**GIVEN REQUEST**
Collect every line of the records below that contains the word "Temperatures".

Begin RECORDS FOR THE EXERCISE

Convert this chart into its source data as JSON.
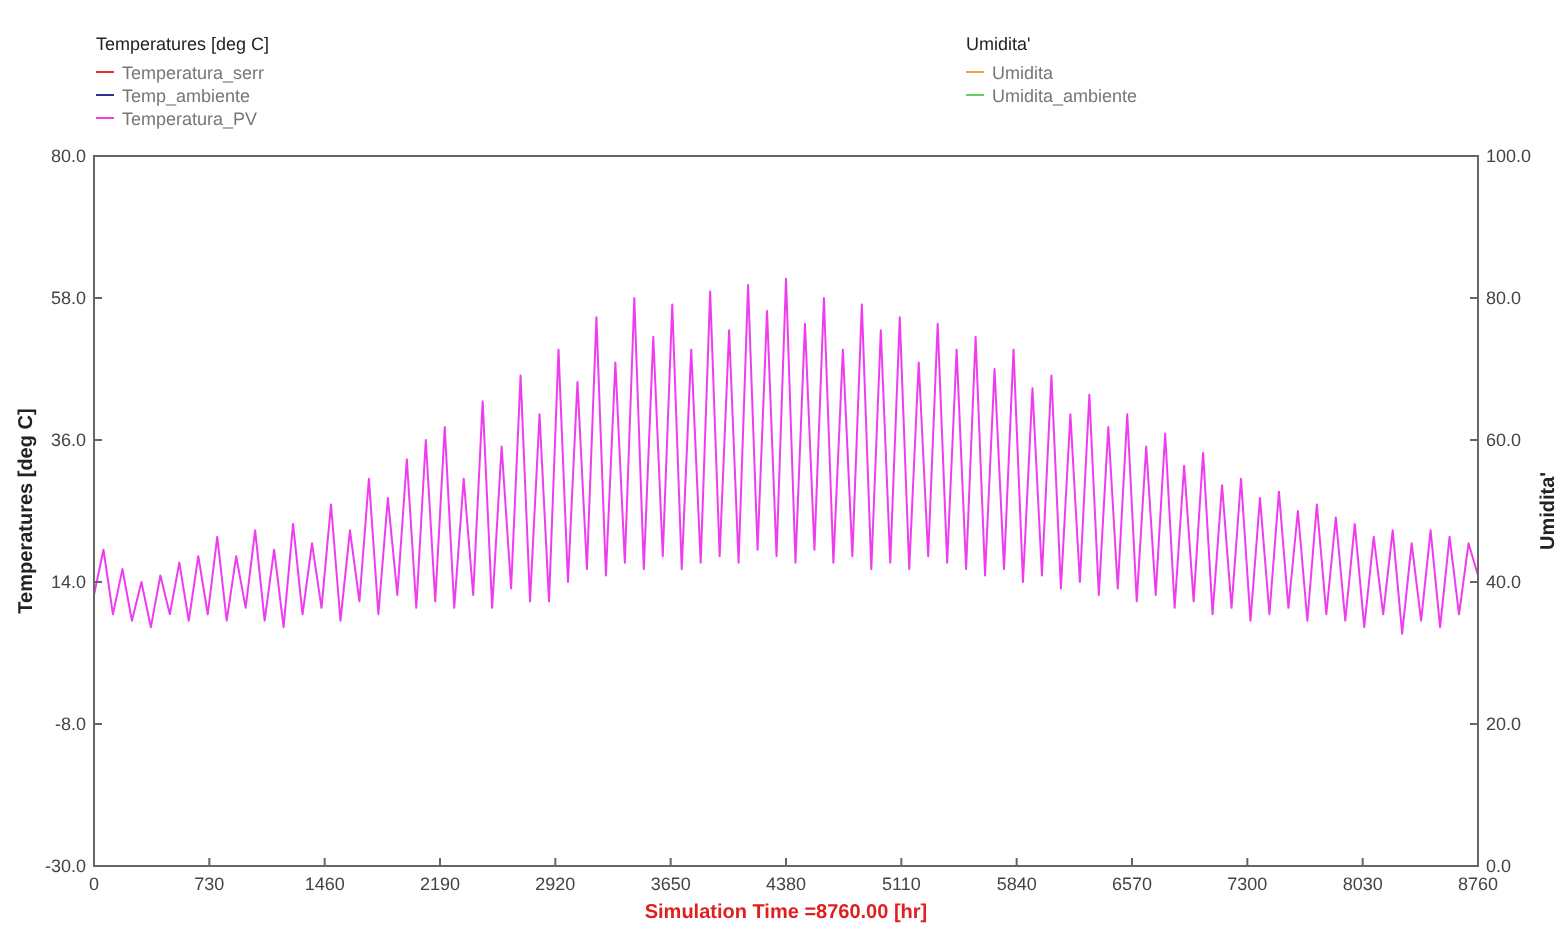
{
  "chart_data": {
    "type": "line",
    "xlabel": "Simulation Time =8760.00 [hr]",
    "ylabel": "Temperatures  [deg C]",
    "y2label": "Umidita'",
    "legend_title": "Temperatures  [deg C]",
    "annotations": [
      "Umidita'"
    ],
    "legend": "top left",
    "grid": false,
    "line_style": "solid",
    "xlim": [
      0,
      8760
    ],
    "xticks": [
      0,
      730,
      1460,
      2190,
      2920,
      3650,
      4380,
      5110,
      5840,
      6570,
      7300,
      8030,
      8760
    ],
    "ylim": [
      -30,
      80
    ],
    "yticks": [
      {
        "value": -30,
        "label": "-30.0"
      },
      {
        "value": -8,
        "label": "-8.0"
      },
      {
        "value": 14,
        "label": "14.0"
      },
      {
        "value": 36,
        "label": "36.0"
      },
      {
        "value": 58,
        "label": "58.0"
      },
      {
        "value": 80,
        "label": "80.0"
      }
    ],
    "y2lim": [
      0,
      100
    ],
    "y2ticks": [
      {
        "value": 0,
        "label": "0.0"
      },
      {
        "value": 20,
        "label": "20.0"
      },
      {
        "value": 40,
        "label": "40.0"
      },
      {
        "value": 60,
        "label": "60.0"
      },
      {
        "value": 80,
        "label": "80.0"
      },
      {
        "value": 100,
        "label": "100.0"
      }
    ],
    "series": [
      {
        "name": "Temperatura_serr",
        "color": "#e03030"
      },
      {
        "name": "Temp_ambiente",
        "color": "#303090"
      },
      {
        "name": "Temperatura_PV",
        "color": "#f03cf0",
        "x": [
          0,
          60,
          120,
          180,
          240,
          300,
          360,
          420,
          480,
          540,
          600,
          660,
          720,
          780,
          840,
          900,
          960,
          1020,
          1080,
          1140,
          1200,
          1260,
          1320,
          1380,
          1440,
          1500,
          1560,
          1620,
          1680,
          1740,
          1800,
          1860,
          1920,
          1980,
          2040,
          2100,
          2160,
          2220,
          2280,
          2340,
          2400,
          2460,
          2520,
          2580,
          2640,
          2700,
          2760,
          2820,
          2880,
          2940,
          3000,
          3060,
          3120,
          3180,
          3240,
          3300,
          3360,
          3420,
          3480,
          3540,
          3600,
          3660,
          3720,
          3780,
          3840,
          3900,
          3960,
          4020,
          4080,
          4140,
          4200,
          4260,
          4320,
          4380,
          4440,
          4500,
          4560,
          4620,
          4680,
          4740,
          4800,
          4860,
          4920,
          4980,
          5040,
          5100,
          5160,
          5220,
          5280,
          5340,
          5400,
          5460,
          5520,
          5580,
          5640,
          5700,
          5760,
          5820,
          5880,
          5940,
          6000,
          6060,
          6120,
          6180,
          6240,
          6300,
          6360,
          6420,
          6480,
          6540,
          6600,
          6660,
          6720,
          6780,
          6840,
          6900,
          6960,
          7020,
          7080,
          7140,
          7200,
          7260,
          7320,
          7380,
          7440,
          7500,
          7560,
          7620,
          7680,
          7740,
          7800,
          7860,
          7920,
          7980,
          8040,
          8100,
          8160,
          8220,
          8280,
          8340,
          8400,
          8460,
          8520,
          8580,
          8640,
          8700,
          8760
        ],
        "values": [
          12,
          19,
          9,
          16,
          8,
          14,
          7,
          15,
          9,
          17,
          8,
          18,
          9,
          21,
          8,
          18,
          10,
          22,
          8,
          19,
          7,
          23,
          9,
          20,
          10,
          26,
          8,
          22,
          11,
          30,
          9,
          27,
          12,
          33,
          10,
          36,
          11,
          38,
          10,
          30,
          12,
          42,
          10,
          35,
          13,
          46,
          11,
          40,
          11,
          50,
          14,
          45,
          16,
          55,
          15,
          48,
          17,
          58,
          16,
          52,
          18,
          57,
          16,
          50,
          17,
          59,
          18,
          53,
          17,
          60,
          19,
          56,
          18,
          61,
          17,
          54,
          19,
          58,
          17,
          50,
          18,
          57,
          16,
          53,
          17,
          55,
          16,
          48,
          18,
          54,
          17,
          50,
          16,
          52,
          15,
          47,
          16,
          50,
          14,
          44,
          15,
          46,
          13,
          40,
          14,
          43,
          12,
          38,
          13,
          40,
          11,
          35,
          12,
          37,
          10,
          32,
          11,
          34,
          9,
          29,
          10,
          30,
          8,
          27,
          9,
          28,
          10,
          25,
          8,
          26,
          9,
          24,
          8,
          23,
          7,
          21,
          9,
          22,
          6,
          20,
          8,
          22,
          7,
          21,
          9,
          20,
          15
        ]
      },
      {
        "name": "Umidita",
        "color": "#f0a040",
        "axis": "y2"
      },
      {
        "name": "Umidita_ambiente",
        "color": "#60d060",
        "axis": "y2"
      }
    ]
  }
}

End RECORDS FOR THE EXERCISE
Begin RECORDS FOR THE EXERCISE

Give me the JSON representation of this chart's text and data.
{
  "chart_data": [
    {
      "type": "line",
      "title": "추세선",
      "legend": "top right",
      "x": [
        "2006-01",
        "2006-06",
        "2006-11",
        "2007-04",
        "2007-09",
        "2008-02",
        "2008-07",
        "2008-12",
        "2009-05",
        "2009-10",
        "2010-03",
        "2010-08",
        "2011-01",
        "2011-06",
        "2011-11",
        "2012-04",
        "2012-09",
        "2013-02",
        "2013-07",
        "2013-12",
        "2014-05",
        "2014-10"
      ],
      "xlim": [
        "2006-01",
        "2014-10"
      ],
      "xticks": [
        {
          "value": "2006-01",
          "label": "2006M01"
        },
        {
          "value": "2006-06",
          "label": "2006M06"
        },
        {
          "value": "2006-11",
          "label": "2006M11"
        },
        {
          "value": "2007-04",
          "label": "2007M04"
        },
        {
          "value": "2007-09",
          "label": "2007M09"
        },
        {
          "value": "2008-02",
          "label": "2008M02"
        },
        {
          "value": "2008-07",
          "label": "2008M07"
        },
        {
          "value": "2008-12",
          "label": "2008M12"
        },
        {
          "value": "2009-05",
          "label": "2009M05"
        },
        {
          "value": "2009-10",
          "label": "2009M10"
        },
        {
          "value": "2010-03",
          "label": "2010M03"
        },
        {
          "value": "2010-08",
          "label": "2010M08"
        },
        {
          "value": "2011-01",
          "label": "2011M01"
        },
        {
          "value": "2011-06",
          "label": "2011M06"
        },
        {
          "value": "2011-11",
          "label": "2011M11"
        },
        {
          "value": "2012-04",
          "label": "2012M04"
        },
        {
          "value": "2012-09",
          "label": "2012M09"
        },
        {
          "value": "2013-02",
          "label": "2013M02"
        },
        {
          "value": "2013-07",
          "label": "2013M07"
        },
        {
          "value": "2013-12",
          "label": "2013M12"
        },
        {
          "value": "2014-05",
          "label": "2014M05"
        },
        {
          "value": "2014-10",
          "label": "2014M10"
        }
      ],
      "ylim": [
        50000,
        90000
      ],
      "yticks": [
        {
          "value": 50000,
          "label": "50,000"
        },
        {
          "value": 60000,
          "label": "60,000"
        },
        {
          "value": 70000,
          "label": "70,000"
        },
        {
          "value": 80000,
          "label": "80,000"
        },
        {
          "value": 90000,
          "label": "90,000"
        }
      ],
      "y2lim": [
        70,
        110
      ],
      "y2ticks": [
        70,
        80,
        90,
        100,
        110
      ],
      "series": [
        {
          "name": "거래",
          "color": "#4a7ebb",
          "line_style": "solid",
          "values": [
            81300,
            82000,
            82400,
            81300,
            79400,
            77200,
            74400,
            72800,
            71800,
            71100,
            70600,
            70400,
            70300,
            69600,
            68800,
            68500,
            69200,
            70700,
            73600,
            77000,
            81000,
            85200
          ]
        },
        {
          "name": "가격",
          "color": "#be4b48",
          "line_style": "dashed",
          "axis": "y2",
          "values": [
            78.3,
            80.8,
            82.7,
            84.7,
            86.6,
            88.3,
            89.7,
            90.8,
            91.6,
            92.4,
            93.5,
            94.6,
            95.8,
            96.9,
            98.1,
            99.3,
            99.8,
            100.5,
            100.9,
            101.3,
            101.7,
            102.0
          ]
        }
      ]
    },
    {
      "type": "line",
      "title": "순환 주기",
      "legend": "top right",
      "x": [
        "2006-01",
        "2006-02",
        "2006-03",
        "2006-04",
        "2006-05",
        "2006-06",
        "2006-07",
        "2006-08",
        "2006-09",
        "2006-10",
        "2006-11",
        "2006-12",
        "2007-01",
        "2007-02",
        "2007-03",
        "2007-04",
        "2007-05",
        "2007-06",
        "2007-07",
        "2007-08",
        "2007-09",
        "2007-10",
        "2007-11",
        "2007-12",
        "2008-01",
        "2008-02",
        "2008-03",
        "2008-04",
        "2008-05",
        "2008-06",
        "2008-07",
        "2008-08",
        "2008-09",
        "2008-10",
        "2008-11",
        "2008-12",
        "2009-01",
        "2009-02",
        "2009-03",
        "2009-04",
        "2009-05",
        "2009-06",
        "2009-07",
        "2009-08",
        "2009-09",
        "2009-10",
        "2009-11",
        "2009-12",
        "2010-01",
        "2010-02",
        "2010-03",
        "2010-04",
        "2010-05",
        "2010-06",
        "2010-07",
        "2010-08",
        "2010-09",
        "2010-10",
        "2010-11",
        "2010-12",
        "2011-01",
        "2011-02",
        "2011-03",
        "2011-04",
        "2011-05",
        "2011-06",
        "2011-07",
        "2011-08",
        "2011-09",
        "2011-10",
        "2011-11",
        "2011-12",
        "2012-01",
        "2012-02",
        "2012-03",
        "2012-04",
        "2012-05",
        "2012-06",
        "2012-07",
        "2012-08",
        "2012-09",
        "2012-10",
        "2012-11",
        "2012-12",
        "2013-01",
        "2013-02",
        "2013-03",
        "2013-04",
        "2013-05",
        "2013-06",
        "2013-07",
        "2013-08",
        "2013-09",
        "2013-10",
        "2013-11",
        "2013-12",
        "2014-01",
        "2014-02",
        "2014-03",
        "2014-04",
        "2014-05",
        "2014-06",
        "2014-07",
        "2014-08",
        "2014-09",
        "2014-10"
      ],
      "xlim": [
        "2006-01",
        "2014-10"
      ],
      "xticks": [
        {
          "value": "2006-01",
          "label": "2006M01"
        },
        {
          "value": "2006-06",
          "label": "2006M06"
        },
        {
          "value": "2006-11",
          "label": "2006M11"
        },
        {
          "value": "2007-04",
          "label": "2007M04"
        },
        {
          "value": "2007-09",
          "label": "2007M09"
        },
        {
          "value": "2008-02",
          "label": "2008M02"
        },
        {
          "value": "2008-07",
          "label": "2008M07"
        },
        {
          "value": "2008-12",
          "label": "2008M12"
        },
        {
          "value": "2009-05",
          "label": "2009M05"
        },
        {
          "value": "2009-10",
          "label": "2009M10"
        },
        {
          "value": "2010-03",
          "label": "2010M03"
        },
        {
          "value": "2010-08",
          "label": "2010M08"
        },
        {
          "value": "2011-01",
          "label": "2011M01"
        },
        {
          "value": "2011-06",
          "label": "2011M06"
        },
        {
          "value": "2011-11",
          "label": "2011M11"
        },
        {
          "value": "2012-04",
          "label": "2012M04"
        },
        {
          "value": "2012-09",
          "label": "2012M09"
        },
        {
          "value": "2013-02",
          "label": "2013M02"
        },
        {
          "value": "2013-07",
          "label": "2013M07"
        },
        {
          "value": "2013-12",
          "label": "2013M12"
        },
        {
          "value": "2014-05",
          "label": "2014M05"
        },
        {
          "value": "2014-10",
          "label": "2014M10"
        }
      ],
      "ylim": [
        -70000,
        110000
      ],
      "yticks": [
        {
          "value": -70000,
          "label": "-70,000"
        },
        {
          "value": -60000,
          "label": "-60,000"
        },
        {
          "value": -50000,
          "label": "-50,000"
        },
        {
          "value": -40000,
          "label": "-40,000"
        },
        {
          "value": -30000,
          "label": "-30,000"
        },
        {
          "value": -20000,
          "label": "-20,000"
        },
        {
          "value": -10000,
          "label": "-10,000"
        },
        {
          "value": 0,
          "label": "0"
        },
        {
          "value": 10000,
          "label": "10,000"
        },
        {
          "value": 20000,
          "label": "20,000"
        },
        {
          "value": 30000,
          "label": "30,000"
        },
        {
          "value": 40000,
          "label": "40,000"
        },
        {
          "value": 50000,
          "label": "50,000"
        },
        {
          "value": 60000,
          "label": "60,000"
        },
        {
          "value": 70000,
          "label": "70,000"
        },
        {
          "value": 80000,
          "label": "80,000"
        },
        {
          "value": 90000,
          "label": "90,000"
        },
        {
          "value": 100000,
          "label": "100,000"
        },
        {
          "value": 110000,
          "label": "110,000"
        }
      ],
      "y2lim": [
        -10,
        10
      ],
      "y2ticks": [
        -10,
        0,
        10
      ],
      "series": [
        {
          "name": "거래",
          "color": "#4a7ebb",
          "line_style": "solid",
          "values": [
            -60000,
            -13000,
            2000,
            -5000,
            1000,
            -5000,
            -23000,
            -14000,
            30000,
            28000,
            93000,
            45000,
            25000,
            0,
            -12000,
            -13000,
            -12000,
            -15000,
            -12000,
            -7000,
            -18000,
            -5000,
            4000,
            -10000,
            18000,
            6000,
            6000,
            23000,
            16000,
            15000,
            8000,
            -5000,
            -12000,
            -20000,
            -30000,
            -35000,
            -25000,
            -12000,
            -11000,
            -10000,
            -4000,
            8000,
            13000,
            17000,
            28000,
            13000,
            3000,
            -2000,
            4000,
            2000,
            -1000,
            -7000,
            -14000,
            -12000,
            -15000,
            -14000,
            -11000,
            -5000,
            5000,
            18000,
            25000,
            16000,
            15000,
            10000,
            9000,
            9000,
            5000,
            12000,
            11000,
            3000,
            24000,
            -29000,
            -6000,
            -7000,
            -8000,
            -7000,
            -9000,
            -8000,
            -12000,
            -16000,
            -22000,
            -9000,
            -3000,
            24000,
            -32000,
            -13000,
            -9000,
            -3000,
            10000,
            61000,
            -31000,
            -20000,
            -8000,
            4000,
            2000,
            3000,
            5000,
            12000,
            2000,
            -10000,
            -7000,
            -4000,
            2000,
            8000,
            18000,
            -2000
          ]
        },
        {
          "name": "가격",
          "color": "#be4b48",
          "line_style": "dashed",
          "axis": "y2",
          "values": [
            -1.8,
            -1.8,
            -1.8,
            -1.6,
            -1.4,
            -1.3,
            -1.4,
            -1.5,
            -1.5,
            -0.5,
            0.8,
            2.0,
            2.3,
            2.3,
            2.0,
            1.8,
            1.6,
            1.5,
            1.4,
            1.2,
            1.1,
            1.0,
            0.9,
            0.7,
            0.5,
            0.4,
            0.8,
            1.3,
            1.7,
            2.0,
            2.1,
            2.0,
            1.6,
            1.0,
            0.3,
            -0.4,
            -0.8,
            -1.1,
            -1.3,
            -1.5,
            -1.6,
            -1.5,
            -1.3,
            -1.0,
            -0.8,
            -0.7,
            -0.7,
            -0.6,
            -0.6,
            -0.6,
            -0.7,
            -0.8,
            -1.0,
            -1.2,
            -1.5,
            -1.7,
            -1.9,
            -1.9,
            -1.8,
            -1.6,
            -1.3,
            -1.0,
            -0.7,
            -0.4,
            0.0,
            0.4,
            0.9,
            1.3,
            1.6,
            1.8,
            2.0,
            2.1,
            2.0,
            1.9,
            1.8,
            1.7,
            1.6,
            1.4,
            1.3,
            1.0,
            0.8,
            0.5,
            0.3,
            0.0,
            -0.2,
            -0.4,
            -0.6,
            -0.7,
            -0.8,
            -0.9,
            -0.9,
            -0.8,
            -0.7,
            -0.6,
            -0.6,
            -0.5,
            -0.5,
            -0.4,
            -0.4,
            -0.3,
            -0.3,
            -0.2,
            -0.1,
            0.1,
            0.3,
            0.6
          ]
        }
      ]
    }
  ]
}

End RECORDS FOR THE EXERCISE

**TASK OUTPUT**
    "ylabel": "Temperatures  [deg C]",
    "legend_title": "Temperatures  [deg C]",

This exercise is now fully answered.